Write out, word for word, the part of the entries that begins with the line containing "shading-rendered-icon[interactable]: [329, 2, 340, 13]" and ends with the line containing "chevron-down-icon[interactable]: ▾: [693, 5, 699, 11]", including both of those lines.

[Spatial layout data]
- - -

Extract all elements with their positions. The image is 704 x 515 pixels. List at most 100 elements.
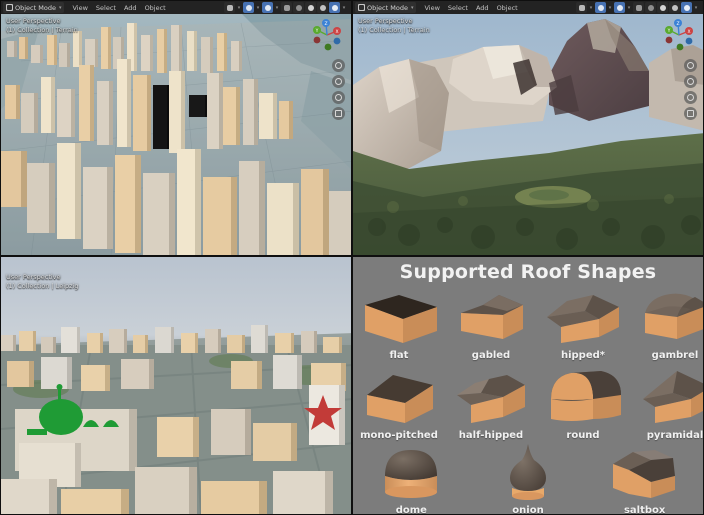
shading-rendered-icon[interactable]: [329, 2, 340, 13]
menu-select[interactable]: Select: [92, 4, 120, 12]
roof-cell-round: round: [537, 363, 629, 441]
roof-cell-onion: onion: [470, 443, 587, 515]
chevron-down-icon[interactable]: ▾: [693, 5, 699, 11]
roof-label-gambrel: gambrel: [651, 350, 699, 361]
roof-cell-flat: flat: [353, 283, 445, 361]
viewport-terrain[interactable]: Object Mode ▾ View Select Add Object ▾ ▾…: [352, 0, 704, 256]
shading-material-icon[interactable]: [669, 2, 680, 13]
roof-label-half-hipped: half-hipped: [458, 430, 524, 441]
roof-cell-half-hipped: half-hipped: [445, 363, 537, 441]
shading-solid-icon[interactable]: [657, 2, 668, 13]
axis-gizmo-svg[interactable]: X Y Z: [661, 17, 697, 53]
roof-cell-pyramidal: pyramidal: [629, 363, 704, 441]
menu-add[interactable]: Add: [120, 4, 141, 12]
shading-solid-icon[interactable]: [305, 2, 316, 13]
mode-label: Object Mode: [15, 3, 56, 12]
gabled-roof-shape: [445, 287, 537, 349]
move-hand-icon[interactable]: [332, 75, 345, 88]
zoom-icon[interactable]: [684, 59, 697, 72]
snap-magnet-icon[interactable]: [576, 2, 587, 13]
collection-label: (1) Collection | Leipzig: [6, 282, 79, 290]
chevron-down-icon[interactable]: ▾: [626, 5, 632, 11]
transform-orientation-icon[interactable]: [262, 2, 273, 13]
roof-label-gabled: gabled: [471, 350, 511, 361]
nyc-render: [1, 1, 351, 255]
move-hand-icon[interactable]: [684, 75, 697, 88]
dome-roof-shape: [365, 442, 457, 504]
viewport-nyc[interactable]: Object Mode ▾ View Select Add Object ▾ ▾…: [0, 0, 352, 256]
shading-rendered-icon[interactable]: [681, 2, 692, 13]
transform-orientation-icon[interactable]: [614, 2, 625, 13]
chevron-down-icon[interactable]: ▾: [255, 5, 261, 11]
header-tools[interactable]: ▾ ▾ ▾ ▾: [224, 2, 349, 13]
shading-material-icon[interactable]: [317, 2, 328, 13]
svg-text:Z: Z: [324, 21, 327, 27]
grid-icon[interactable]: [332, 107, 345, 120]
hipped-roof-shape: [537, 287, 629, 349]
menu-view[interactable]: View: [420, 4, 443, 12]
chevron-down-icon[interactable]: ▾: [607, 5, 613, 11]
svg-text:Z: Z: [676, 21, 679, 27]
menu-select[interactable]: Select: [444, 4, 472, 12]
roof-label-pyramidal: pyramidal: [646, 430, 704, 441]
roof-label-hipped: hipped*: [560, 350, 606, 361]
pyramidal-roof-shape: [629, 367, 703, 429]
roof-shapes-background: Supported Roof Shapes flat gabled hipped…: [353, 257, 703, 514]
toggle-xray-icon[interactable]: [633, 2, 644, 13]
roof-cell-saltbox: saltbox: [586, 442, 703, 515]
viewport-header-terrain[interactable]: Object Mode ▾ View Select Add Object ▾ ▾…: [353, 1, 703, 14]
mono-pitched-roof-shape: [353, 367, 445, 429]
viewport-tool-strip-nyc[interactable]: [332, 59, 345, 120]
roof-label-saltbox: saltbox: [623, 505, 666, 515]
roof-row-2: mono-pitched half-hipped round pyramidal: [353, 363, 703, 441]
shading-wireframe-icon[interactable]: [293, 2, 304, 13]
grid-icon[interactable]: [684, 107, 697, 120]
chevron-down-icon[interactable]: ▾: [236, 5, 242, 11]
chevron-down-icon[interactable]: ▾: [341, 5, 347, 11]
roof-shapes-panel: Supported Roof Shapes flat gabled hipped…: [352, 256, 704, 515]
viewport-overlay-text-leipzig: User Perspective (1) Collection | Leipzi…: [6, 273, 79, 291]
perspective-label: User Perspective: [6, 17, 61, 25]
svg-text:Y: Y: [667, 28, 671, 34]
svg-text:X: X: [335, 29, 338, 35]
viewport-header-nyc[interactable]: Object Mode ▾ View Select Add Object ▾ ▾…: [1, 1, 351, 14]
camera-icon[interactable]: [684, 91, 697, 104]
viewport-overlay-text-terrain: User Perspective (1) Collection | Terrai…: [358, 17, 430, 35]
mode-label: Object Mode: [367, 3, 408, 12]
menu-object[interactable]: Object: [141, 4, 170, 12]
axis-gizmo-svg[interactable]: X Y Z: [309, 17, 345, 53]
camera-icon[interactable]: [332, 91, 345, 104]
saltbox-roof-shape: [599, 442, 691, 504]
green-dome-icon: [27, 384, 119, 435]
round-roof-shape: [537, 367, 629, 429]
mode-selector[interactable]: Object Mode ▾: [355, 2, 417, 13]
viewport-leipzig[interactable]: User Perspective (1) Collection | Leipzi…: [0, 256, 352, 515]
roof-cell-gambrel: gambrel: [629, 283, 703, 361]
header-tools[interactable]: ▾ ▾ ▾ ▾: [576, 2, 701, 13]
chevron-down-icon[interactable]: ▾: [274, 5, 280, 11]
navigation-gizmo-terrain[interactable]: X Y Z: [661, 17, 697, 53]
snap-magnet-icon[interactable]: [224, 2, 235, 13]
gambrel-roof-shape: [629, 287, 703, 349]
terrain-render: [353, 1, 703, 255]
viewport-tool-strip-terrain[interactable]: [684, 59, 697, 120]
object-mode-cube-icon: [6, 4, 13, 11]
navigation-gizmo-nyc[interactable]: X Y Z: [309, 17, 345, 53]
roof-label-mono-pitched: mono-pitched: [360, 430, 438, 441]
proportional-editing-icon[interactable]: [595, 2, 606, 13]
toggle-xray-icon[interactable]: [281, 2, 292, 13]
roof-row-3: dome onion saltbox: [353, 442, 703, 515]
proportional-editing-icon[interactable]: [243, 2, 254, 13]
roof-cell-hipped: hipped*: [537, 283, 629, 361]
mode-selector[interactable]: Object Mode ▾: [3, 2, 65, 13]
chevron-down-icon: ▾: [58, 4, 62, 11]
roof-label-onion: onion: [512, 505, 544, 515]
menu-view[interactable]: View: [68, 4, 91, 12]
menu-object[interactable]: Object: [493, 4, 522, 12]
chevron-down-icon: ▾: [410, 4, 414, 11]
perspective-label: User Perspective: [358, 17, 413, 25]
shading-wireframe-icon[interactable]: [645, 2, 656, 13]
zoom-icon[interactable]: [332, 59, 345, 72]
menu-add[interactable]: Add: [472, 4, 493, 12]
chevron-down-icon[interactable]: ▾: [588, 5, 594, 11]
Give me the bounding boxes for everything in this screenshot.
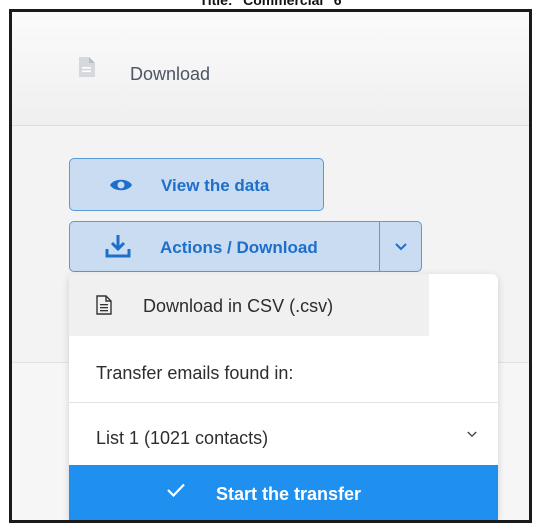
eye-icon [110,179,132,191]
start-transfer-label: Start the transfer [216,484,362,504]
actions-download-button[interactable]: Actions / Download [69,221,380,272]
view-data-label: View the data [161,176,270,195]
start-transfer-button[interactable]: Start the transfer [69,465,498,520]
list-select-value: List 1 (1021 contacts) [96,428,269,448]
page-title: Download [130,64,211,84]
download-csv-menu-item[interactable]: Download in CSV (.csv) [69,274,429,336]
transfer-emails-label: Transfer emails found in: [96,363,294,383]
document-icon [79,57,95,77]
view-data-button[interactable]: View the data [69,158,324,211]
check-icon [167,483,185,497]
chevron-down-icon [467,431,477,438]
dialog-frame: Download View the data Actions / Downloa… [9,9,532,523]
window-title-text: Title: "Commercial" 6 [199,0,342,8]
download-csv-label: Download in CSV (.csv) [143,296,334,316]
actions-download-label: Actions / Download [160,238,318,257]
file-text-icon [96,295,112,315]
download-dropdown-menu: Download in CSV (.csv) Transfer emails f… [69,274,498,520]
list-select[interactable]: List 1 (1021 contacts) [69,403,498,465]
header: Download [12,12,529,126]
chevron-down-icon [395,243,407,251]
actions-dropdown-toggle[interactable] [379,221,422,272]
download-icon [105,235,131,258]
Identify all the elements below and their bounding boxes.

- - -

ANSWER TO THIS EXERCISE:
shading-rendered-icon[interactable]: [329, 2, 340, 13]
menu-select[interactable]: Select: [92, 4, 120, 12]
roof-cell-round: round: [537, 363, 629, 441]
roof-cell-onion: onion: [470, 443, 587, 515]
chevron-down-icon[interactable]: ▾: [693, 5, 699, 11]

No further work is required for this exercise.